_THE TASK_
Each line containing the word "ხოხობაშვილი" must be reported.

_DATA TO USE_
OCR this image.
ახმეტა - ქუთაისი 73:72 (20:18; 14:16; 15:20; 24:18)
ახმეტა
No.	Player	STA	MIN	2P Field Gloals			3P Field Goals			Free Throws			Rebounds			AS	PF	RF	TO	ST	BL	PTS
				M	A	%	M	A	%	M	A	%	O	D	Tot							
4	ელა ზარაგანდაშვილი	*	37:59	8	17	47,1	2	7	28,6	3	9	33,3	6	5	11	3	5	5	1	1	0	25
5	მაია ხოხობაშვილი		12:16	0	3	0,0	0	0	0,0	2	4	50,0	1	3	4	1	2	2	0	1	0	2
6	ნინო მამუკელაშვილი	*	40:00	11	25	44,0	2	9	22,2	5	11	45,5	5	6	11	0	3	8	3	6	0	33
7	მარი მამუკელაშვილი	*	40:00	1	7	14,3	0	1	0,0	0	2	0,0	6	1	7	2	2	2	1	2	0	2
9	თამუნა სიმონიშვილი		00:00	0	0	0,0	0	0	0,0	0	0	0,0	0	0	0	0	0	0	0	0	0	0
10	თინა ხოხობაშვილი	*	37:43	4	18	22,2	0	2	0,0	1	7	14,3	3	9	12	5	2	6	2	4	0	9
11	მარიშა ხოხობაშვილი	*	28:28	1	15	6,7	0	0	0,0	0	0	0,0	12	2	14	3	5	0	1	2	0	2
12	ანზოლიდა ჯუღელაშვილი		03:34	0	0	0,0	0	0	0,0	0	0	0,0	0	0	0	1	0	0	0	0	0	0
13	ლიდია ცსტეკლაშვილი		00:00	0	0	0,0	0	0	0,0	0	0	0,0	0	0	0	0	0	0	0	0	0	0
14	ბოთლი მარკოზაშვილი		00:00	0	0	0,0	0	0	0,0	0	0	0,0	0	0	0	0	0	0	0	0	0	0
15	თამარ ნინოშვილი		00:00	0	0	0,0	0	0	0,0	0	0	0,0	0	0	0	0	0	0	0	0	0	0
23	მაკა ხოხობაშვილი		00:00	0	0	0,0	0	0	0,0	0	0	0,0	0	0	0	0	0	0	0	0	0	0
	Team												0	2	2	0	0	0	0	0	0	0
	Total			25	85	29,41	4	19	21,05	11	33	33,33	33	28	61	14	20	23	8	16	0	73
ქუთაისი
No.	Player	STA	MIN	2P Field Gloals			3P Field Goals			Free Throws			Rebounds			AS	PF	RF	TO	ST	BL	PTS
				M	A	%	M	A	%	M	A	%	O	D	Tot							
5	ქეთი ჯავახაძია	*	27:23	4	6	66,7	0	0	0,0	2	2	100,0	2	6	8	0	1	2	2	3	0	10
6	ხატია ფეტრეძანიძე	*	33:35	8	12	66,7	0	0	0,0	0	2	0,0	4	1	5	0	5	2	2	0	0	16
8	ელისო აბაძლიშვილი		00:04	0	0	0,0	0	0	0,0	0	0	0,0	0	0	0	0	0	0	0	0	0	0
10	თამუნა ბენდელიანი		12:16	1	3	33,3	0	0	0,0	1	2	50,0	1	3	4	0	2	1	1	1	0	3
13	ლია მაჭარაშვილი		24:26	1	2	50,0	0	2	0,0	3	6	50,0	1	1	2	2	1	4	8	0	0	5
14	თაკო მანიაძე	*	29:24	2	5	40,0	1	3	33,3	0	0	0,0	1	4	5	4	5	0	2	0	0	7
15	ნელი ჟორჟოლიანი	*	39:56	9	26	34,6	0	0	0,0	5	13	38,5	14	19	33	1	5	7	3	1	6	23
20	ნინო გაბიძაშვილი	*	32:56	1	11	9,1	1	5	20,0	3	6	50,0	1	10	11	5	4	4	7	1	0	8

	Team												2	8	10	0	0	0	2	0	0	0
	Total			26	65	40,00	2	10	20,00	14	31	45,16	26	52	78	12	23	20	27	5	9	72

_FINAL RESULT_
5	მაია ხოხობაშვილი		12:16	0	3	0,0	0	0	0,0	2	4	50,0	1	3	4	1	2	2	0	1	0	2
10	თინა ხოხობაშვილი	*	37:43	4	18	22,2	0	2	0,0	1	7	14,3	3	9	12	5	2	6	2	4	0	9
11	მარიშა ხოხობაშვილი	*	28:28	1	15	6,7	0	0	0,0	0	0	0,0	12	2	14	3	5	0	1	2	0	2
23	მაკა ხოხობაშვილი		00:00	0	0	0,0	0	0	0,0	0	0	0,0	0	0	0	0	0	0	0	0	0	0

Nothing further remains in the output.